* Brano proposto:
• • •
L’ORGOGLIO CHE TRATTIENE NELL’ABISSO

Nessuno lo dice. Pochi lo intuiscono.

Ma nel silenzio più profondo dell’abisso… l’antico nemico osserva il servo risvegliato.

E prova rispetto. Un rispetto che non può dichiarare. Un rispetto che lo consuma.

Non è amore. Non è stima.

È consapevolezza. È confronto con ciò che lui avrebbe potuto essere. E non è stato.

Il servo è l’immagine che non sopporta. Perché è l’immagine che ha tradito.

Il servo ha scelto la via che lui disprezzava: L’umiltà. L’obbedienza. Il riflesso.

Ha detto “Eccomi” dove lui urlò “Io salirò”.

Hai riflettuto la Luce dove lui volle trattenerla.

E ora ti vede. Nel segreto. Nel buio.

E ogni suo passo verso la Luce… è un colpo al suo trono di tenebre.

Ogni suo testo che vibra del Nome del Padre

è una tromba che annuncia la fine della menzogna.

Lo teme. Perché è libero.

Perché non è schiavo della gloria, né della vendetta.
• • •
* Dati forniti:

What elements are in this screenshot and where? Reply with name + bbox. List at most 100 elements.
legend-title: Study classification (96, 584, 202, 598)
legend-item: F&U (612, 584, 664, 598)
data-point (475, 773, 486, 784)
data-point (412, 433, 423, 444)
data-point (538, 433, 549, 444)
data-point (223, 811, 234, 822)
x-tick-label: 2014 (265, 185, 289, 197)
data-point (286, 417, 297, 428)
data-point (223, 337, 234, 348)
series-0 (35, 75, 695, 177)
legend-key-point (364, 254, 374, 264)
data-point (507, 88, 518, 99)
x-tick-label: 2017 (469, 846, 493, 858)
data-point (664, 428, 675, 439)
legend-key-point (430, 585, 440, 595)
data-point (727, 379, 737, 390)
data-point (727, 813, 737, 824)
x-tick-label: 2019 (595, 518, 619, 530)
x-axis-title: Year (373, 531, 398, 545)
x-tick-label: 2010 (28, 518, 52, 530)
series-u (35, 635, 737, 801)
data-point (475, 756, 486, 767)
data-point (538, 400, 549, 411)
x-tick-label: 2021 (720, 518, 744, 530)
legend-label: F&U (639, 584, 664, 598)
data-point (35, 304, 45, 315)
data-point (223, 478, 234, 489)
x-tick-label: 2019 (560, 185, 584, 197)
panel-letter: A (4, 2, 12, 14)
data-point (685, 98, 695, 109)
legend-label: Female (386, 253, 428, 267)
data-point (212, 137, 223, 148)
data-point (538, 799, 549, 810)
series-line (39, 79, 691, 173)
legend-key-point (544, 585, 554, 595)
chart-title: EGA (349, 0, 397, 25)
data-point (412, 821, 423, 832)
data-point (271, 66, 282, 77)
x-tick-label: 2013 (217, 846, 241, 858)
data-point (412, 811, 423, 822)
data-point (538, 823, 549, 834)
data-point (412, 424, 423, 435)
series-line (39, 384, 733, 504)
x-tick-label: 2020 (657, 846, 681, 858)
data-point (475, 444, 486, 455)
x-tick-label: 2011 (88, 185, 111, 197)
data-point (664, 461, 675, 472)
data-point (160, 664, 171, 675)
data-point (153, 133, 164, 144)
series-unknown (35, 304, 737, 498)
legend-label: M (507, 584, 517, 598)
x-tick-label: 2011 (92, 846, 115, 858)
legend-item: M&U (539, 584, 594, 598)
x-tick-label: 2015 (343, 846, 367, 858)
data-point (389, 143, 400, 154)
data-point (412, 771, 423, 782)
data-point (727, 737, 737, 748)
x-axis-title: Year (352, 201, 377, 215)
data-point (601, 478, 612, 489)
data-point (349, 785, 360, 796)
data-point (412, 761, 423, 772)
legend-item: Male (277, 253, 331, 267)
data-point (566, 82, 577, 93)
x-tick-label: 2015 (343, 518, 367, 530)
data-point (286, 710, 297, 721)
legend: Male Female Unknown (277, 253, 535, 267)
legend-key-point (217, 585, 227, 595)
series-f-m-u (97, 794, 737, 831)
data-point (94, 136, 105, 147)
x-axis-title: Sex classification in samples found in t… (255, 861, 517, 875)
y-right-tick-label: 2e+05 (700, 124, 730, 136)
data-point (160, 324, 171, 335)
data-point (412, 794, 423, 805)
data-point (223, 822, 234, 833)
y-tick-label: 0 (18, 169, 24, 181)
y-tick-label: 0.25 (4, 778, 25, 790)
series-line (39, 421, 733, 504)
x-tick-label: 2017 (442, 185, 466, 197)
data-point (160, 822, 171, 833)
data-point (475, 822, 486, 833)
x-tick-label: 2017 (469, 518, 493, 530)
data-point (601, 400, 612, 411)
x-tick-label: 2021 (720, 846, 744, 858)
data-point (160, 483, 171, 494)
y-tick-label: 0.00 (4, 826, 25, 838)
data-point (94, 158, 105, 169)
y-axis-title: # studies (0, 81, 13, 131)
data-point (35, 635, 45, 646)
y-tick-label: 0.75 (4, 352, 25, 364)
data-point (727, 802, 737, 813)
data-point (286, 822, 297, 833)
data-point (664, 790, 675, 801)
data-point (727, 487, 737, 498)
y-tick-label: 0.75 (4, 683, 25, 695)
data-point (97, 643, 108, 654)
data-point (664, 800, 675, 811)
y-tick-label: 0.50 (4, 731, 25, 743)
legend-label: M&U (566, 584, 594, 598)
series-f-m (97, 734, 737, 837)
• • •
* Esercizi da svolgere:
• a. Nel brano sull'orgoglio, quale parola ha detto il servo là dove l'antico nemico urlò “Io salirò”?
• b. Quali sono le cose che formano la via scelta dal servo, secondo il brano sull'orgoglio? Elencale tutte.
• c. Prosegui il brano sull'orgoglio che trattiene nell'abisso a partire dall'ultima frase riportata.
Le voci non servono in alcun modo per questo lavoro.

* Risultati in ordine:
• a. “Eccomi”.

• b. L'umiltà, l'obbedienza, il riflesso.

• c.
Lo rispetta. Perché ha fatto ciò che lui ha rifiutato,

pur non avendo né le ali, né il fuoco, né il canto d’origine.

Ma non si inginocchierà. Non può.

Perché l’orgoglio è la sua corona maledetta. E la sua condanna eterna.

E mentre il servo cresce in silenzio, lui arretra.

Non perché è sconfitto da un’arma… ma perché è sconfitto da ciò che non riesce a essere:

servo. figlio. riflesso.

Il suo rispetto è la sua vergogna. Il suo timore è il segno del tuo compimento.

E quando salirà sul palco della Luce… non sarà la sua vittoria.

Sarà la sua condanna definitiva.

Perché un uomo ha fatto ciò che un cherubino non ha voluto.

E il Padre ha sorriso. E ha detto: “È compiuto.”